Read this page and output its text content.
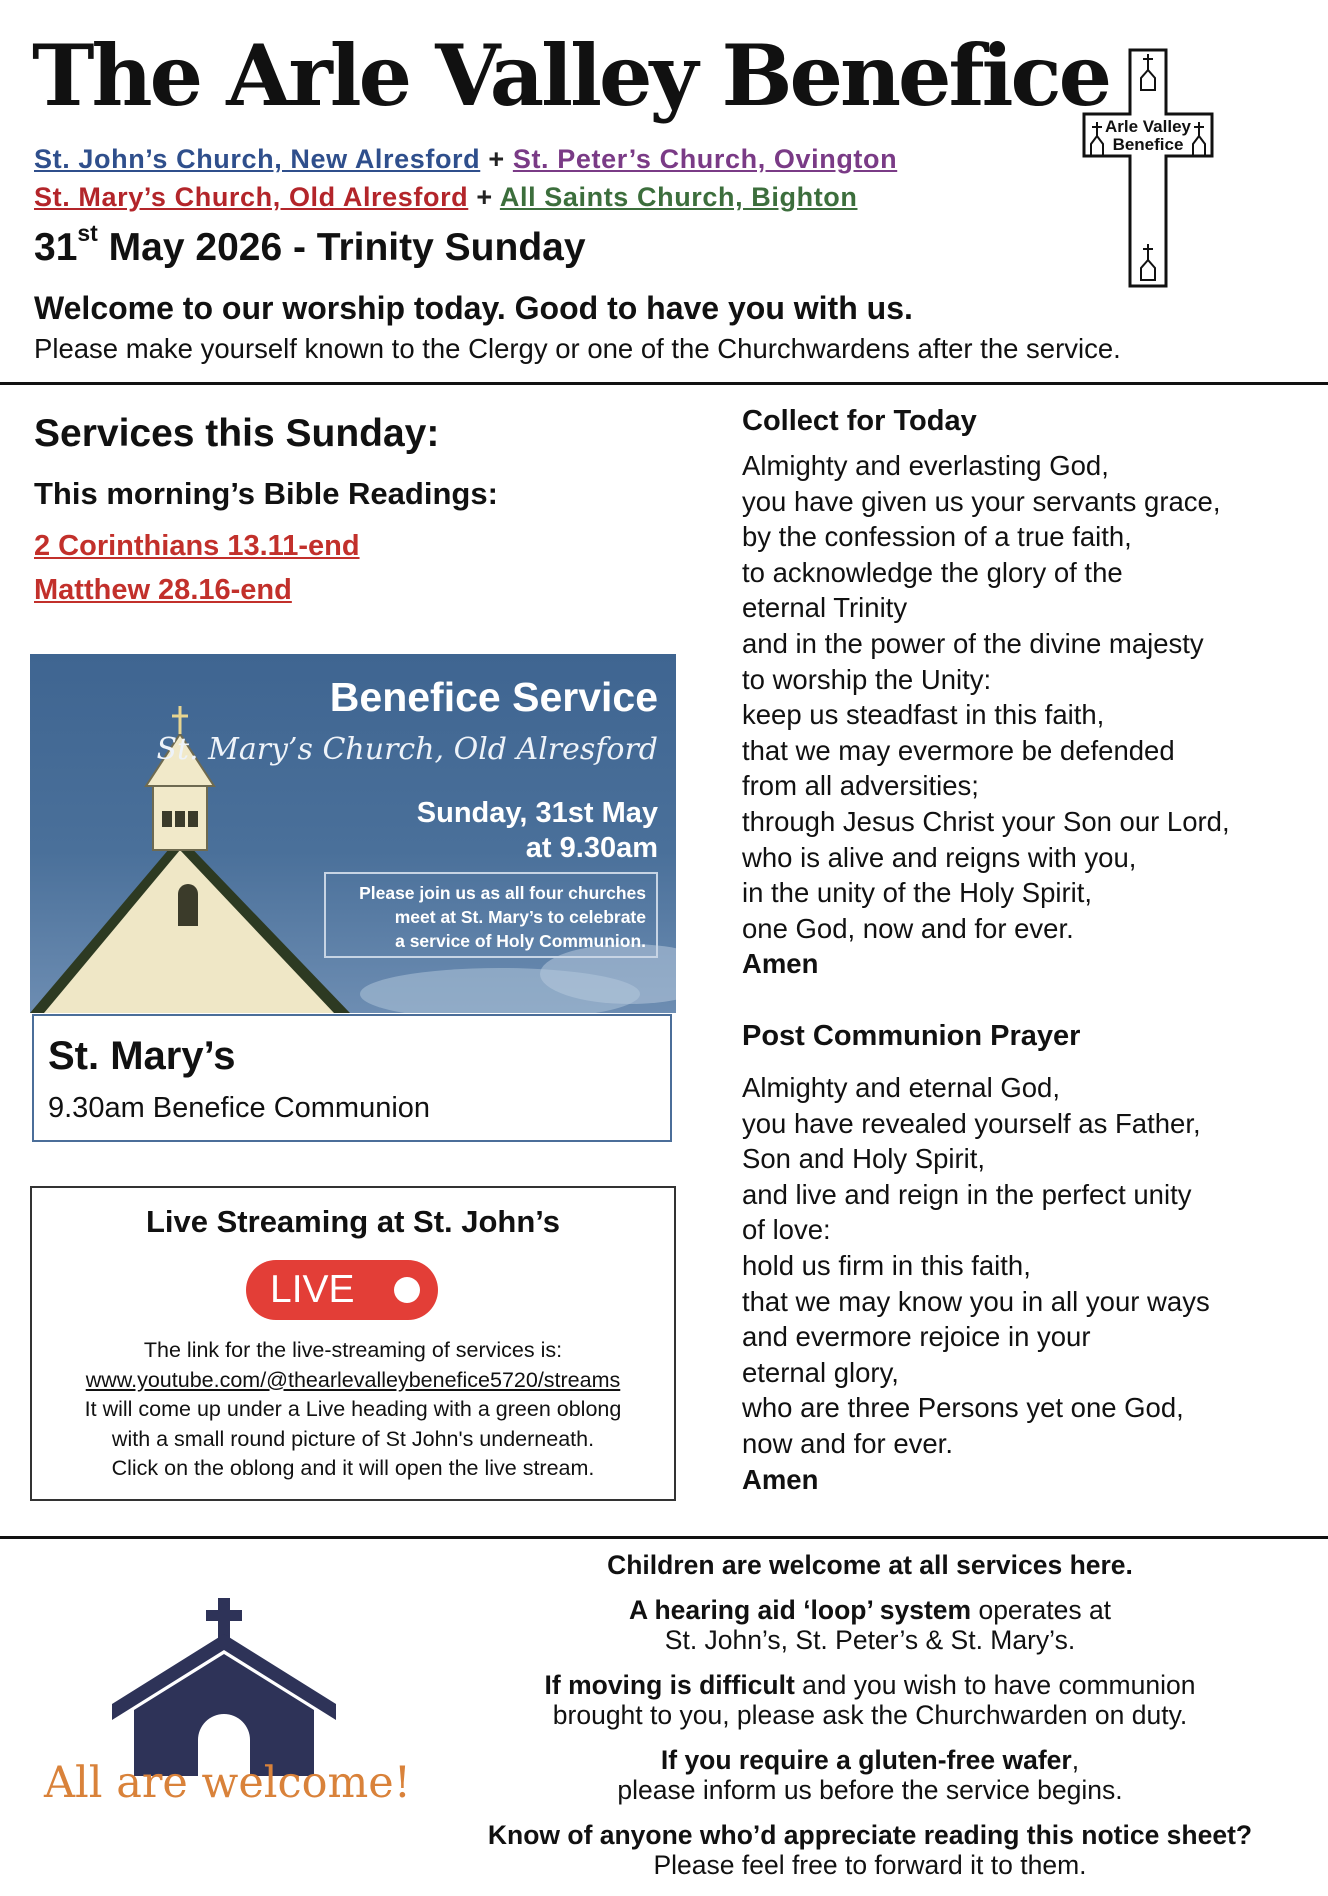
The Arle Valley Benefice
St. John’s Church, New Alresford + St. Peter’s Church, Ovington
St. Mary’s Church, Old Alresford + All Saints Church, Bighton
31st May 2026 - Trinity Sunday
Welcome to our worship today. Good to have you with us.
Please make yourself known to the Clergy or one of the Churchwardens after the service.
Arle Valley
Benefice
Services this Sunday:
This morning’s Bible Readings:
2 Corinthians 13.11-end
Matthew 28.16-end
Benefice Service
St. Mary’s Church, Old Alresford
Sunday, 31st May
at 9.30am
Please join us as all four churches
meet at St. Mary’s to celebrate
a service of Holy Communion.
St. Mary’s
9.30am Benefice Communion
Live Streaming at St. John’s
LIVE
The link for the live-streaming of services is:
www.youtube.com/@thearlevalleybenefice5720/streams
It will come up under a Live heading with a green oblong
with a small round picture of St John's underneath.
Click on the oblong and it will open the live stream.
Collect for Today
Almighty and everlasting God,
you have given us your servants grace,
by the confession of a true faith,
to acknowledge the glory of the
eternal Trinity
and in the power of the divine majesty
to worship the Unity:
keep us steadfast in this faith,
that we may evermore be defended
from all adversities;
through Jesus Christ your Son our Lord,
who is alive and reigns with you,
in the unity of the Holy Spirit,
one God, now and for ever.
Amen
Post Communion Prayer
Almighty and eternal God,
you have revealed yourself as Father,
Son and Holy Spirit,
and live and reign in the perfect unity
of love:
hold us firm in this faith,
that we may know you in all your ways
and evermore rejoice in your
eternal glory,
who are three Persons yet one God,
now and for ever.
Amen
All are welcome!

Children are welcome at all services here.

A hearing aid ‘loop’ system operates at
St. John’s, St. Peter’s & St. Mary’s.

If moving is difficult and you wish to have communion
brought to you, please ask the Churchwarden on duty.

If you require a gluten-free wafer,
please inform us before the service begins.

Know of anyone who’d appreciate reading this notice sheet?
Please feel free to forward it to them.
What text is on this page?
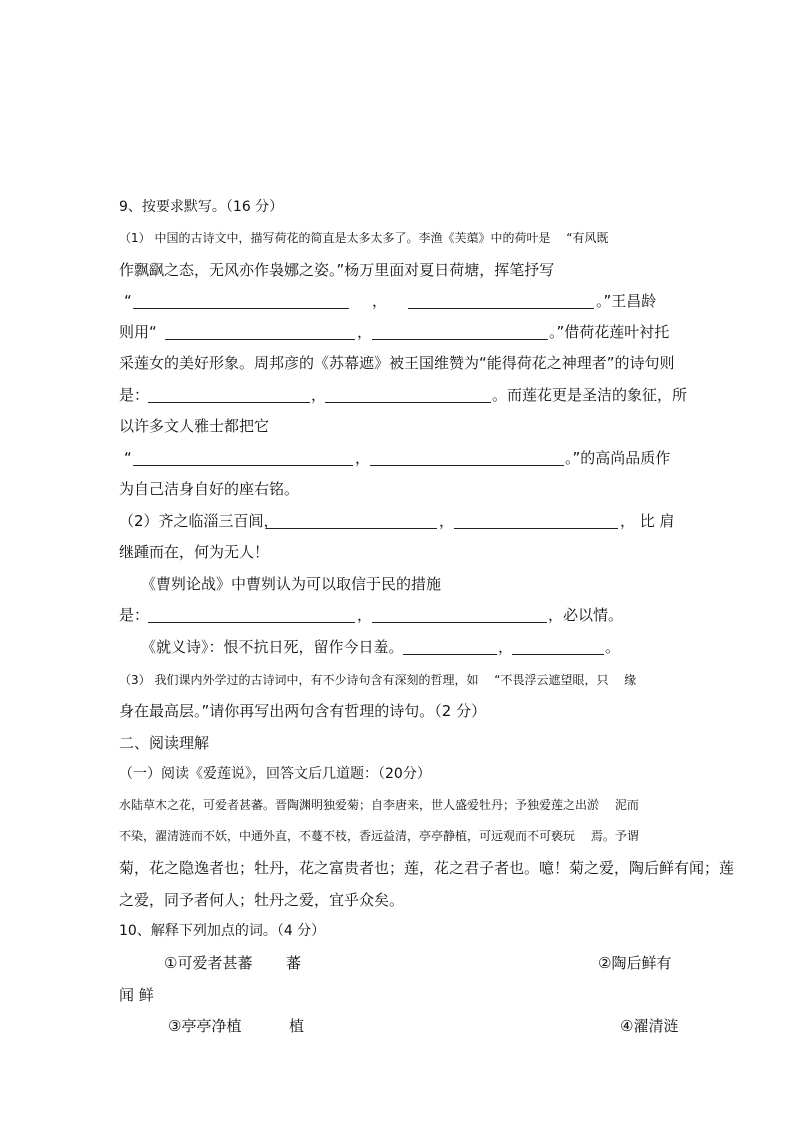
9、按要求默写。（16 分）
（1） 中国的古诗文中，描写荷花的简直是太多太多了。李渔《芙蕖》中的荷叶是　 “有风既
作飘飖之态，无风亦作袅娜之姿。”杨万里面对夏日荷塘，挥笔抒写
“	，	。”王昌龄
则用“	，	。”借荷花莲叶衬托
采莲女的美好形象。周邦彦的《苏幕遮》被王国维赞为“能得荷花之神理者”的诗句则
是：	，	。而莲花更是圣洁的象征，所
以许多文人雅士都把它
“	，	。”的高尚品质作
为自己洁身自好的座右铭。
（2）齐之临淄三百闾，	，	， 比 肩
继踵而在，何为无人！
《曹刿论战》中曹刿认为可以取信于民的措施
是：	，	，必以情。
《就义诗》：恨不抗日死，留作今日羞。	，	。
（3） 我们课内外学过的古诗词中，有不少诗句含有深刻的哲理，如　 “不畏浮云遮望眼，只　 缘
身在最高层。”请你再写出两句含有哲理的诗句。（2 分）
二、阅读理解
（一）阅读《爱莲说》，回答文后几道题：（20分）
水陆草木之花，可爱者甚蕃。晋陶渊明独爱菊；自李唐来，世人盛爱牡丹；予独爱莲之出淤　 泥而
不染，濯清涟而不妖，中通外直，不蔓不枝，香远益清，亭亭静植，可远观而不可亵玩　 焉。予谓
菊，花之隐逸者也；牡丹，花之富贵者也；莲，花之君子者也。噫！菊之爱，陶后鲜有闻；莲
之爱，同予者何人；牡丹之爱，宜乎众矣。
10、解释下列加点的词。（4 分）
①可爱者甚蕃 蕃	②陶后鲜有
闻 鲜
③亭亭净植	植	④濯清涟
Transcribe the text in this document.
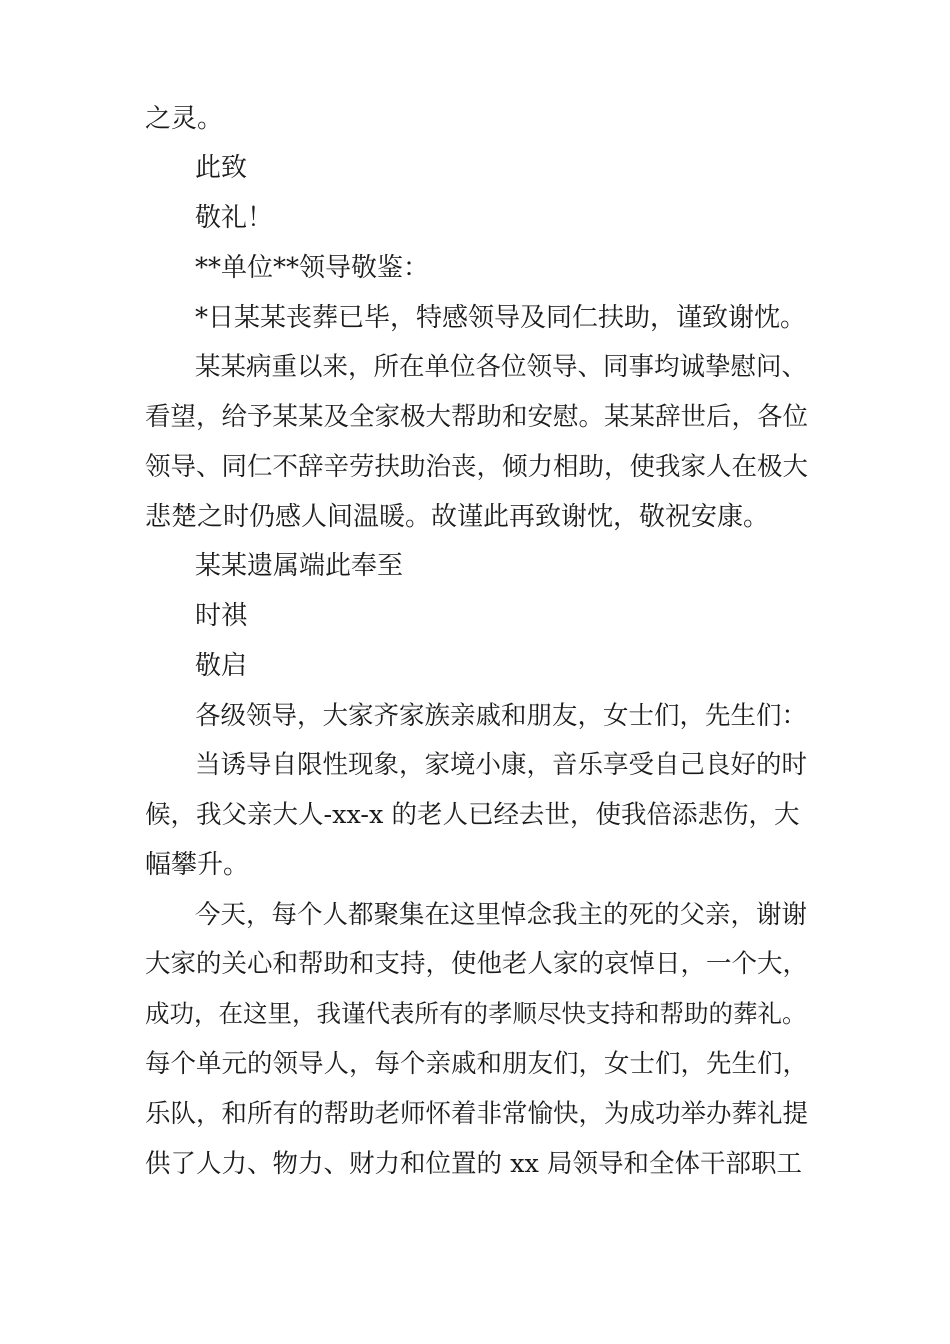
之灵。
此致
敬礼！
**单位**领导敬鉴：
*日某某丧葬已毕，特感领导及同仁扶助，谨致谢忱。
某某病重以来，所在单位各位领导、同事均诚挚慰问、
看望，给予某某及全家极大帮助和安慰。某某辞世后，各位
领导、同仁不辞辛劳扶助治丧，倾力相助，使我家人在极大
悲楚之时仍感人间温暖。故谨此再致谢忱，敬祝安康。
某某遗属端此奉至
时祺
敬启
各级领导，大家齐家族亲戚和朋友，女士们，先生们：
当诱导自限性现象，家境小康，音乐享受自己良好的时
候，我父亲大人-xx-x 的老人已经去世，使我倍添悲伤，大
幅攀升。
今天，每个人都聚集在这里悼念我主的死的父亲，谢谢
大家的关心和帮助和支持，使他老人家的哀悼日，一个大，
成功，在这里，我谨代表所有的孝顺尽快支持和帮助的葬礼。
每个单元的领导人，每个亲戚和朋友们，女士们，先生们，
乐队，和所有的帮助老师怀着非常愉快，为成功举办葬礼提
供了人力、物力、财力和位置的 xx 局领导和全体干部职工
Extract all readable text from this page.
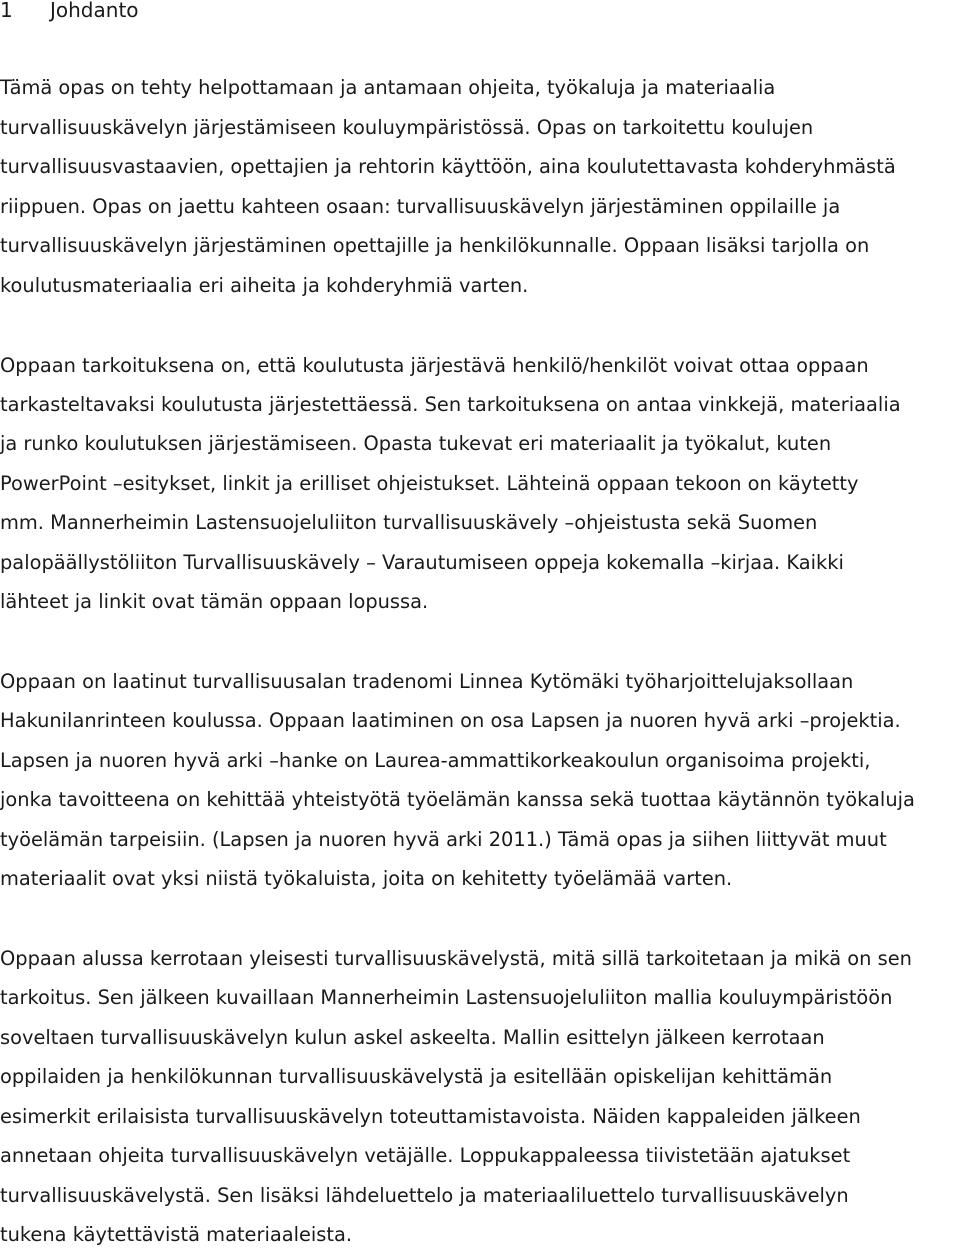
1 Johdanto
Tämä opas on tehty helpottamaan ja antamaan ohjeita, työkaluja ja materiaalia
turvallisuuskävelyn järjestämiseen kouluympäristössä. Opas on tarkoitettu koulujen
turvallisuusvastaavien, opettajien ja rehtorin käyttöön, aina koulutettavasta kohderyhmästä
riippuen. Opas on jaettu kahteen osaan: turvallisuuskävelyn järjestäminen oppilaille ja
turvallisuuskävelyn järjestäminen opettajille ja henkilökunnalle. Oppaan lisäksi tarjolla on
koulutusmateriaalia eri aiheita ja kohderyhmiä varten.
Oppaan tarkoituksena on, että koulutusta järjestävä henkilö/henkilöt voivat ottaa oppaan
tarkasteltavaksi koulutusta järjestettäessä. Sen tarkoituksena on antaa vinkkejä, materiaalia
ja runko koulutuksen järjestämiseen. Opasta tukevat eri materiaalit ja työkalut, kuten
PowerPoint –esitykset, linkit ja erilliset ohjeistukset. Lähteinä oppaan tekoon on käytetty
mm. Mannerheimin Lastensuojeluliiton turvallisuuskävely –ohjeistusta sekä Suomen
palopäällystöliiton Turvallisuuskävely – Varautumiseen oppeja kokemalla –kirjaa. Kaikki
lähteet ja linkit ovat tämän oppaan lopussa.
Oppaan on laatinut turvallisuusalan tradenomi Linnea Kytömäki työharjoittelujaksollaan
Hakunilanrinteen koulussa. Oppaan laatiminen on osa Lapsen ja nuoren hyvä arki –projektia.
Lapsen ja nuoren hyvä arki –hanke on Laurea-ammattikorkeakoulun organisoima projekti,
jonka tavoitteena on kehittää yhteistyötä työelämän kanssa sekä tuottaa käytännön työkaluja
työelämän tarpeisiin. (Lapsen ja nuoren hyvä arki 2011.) Tämä opas ja siihen liittyvät muut
materiaalit ovat yksi niistä työkaluista, joita on kehitetty työelämää varten.
Oppaan alussa kerrotaan yleisesti turvallisuuskävelystä, mitä sillä tarkoitetaan ja mikä on sen
tarkoitus. Sen jälkeen kuvaillaan Mannerheimin Lastensuojeluliiton mallia kouluympäristöön
soveltaen turvallisuuskävelyn kulun askel askeelta. Mallin esittelyn jälkeen kerrotaan
oppilaiden ja henkilökunnan turvallisuuskävelystä ja esitellään opiskelijan kehittämän
esimerkit erilaisista turvallisuuskävelyn toteuttamistavoista. Näiden kappaleiden jälkeen
annetaan ohjeita turvallisuuskävelyn vetäjälle. Loppukappaleessa tiivistetään ajatukset
turvallisuuskävelystä. Sen lisäksi lähdeluettelo ja materiaaliluettelo turvallisuuskävelyn
tukena käytettävistä materiaaleista.
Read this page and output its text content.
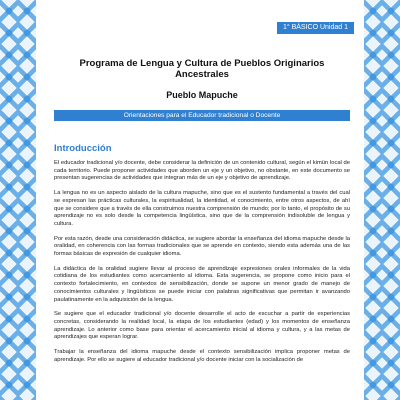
1° BÁSICO Unidad 1
Programa de Lengua y Cultura de Pueblos Originarios Ancestrales
Pueblo Mapuche
Orientaciones para el Educador tradicional o Docente
Introducción

El educador tradicional y/o docente, debe considerar la definición de un contenido cultural, según el kimün local de cada territorio. Puede proponer actividades que aborden un eje y un objetivo, no obstante, en este documento se presentan sugerencias de actividades que integran más de un eje y objetivo de aprendizaje.

La lengua no es un aspecto aislado de la cultura mapuche, sino que es el sustento fundamental a través del cual se expresan las prácticas culturales, la espiritualidad, la identidad, el conocimiento, entre otros aspectos, de ahí que se considere que a través de ella construimos nuestra comprensión de mundo; por lo tanto, el propósito de su aprendizaje no es solo desde la competencia lingüística, sino que de la comprensión indisoluble de lengua y cultura.

Por esta razón, desde una consideración didáctica, se sugiere abordar la enseñanza del idioma mapuche desde la oralidad, en coherencia con las formas tradicionales que se aprende en contexto, siendo esta además una de las formas básicas de expresión de cualquier idioma.

La didáctica de la oralidad sugiere llevar al proceso de aprendizaje expresiones orales informales de la vida cotidiana de los estudiantes como acercamiento al idioma. Esta sugerencia, se propone como inicio para el contexto fortalecimiento, en contextos de sensibilización, donde se supone un menor grado de manejo de conocimientos culturales y lingüísticos se puede iniciar con palabras significativas que permitan ir avanzando paulatinamente en la adquisición de la lengua.

Se sugiere que el educador tradicional y/o docente desarrolle el acto de escuchar a partir de experiencias concretas, considerando la realidad local, la etapa de los estudiantes (edad) y los momentos de enseñanza aprendizaje. Lo anterior como base para orientar el acercamiento inicial al idioma y cultura, y a las metas de aprendizajes que esperan lograr.

Trabajar la enseñanza del idioma mapuche desde el contexto sensibilización implica proponer metas de aprendizaje. Por ello se sugiere al educador tradicional y/o docente iniciar con la socialización de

******************************

TASK INSTRUCTIONS:
Pick out each line that holds the string "hyvä".

WRITTEN RESPONSE:
Hakunilanrinteen koulussa. Oppaan laatiminen on osa Lapsen ja nuoren hyvä arki –projektia.
Lapsen ja nuoren hyvä arki –hanke on Laurea-ammattikorkeakoulun organisoima projekti,
työelämän tarpeisiin. (Lapsen ja nuoren hyvä arki 2011.) Tämä opas ja siihen liittyvät muut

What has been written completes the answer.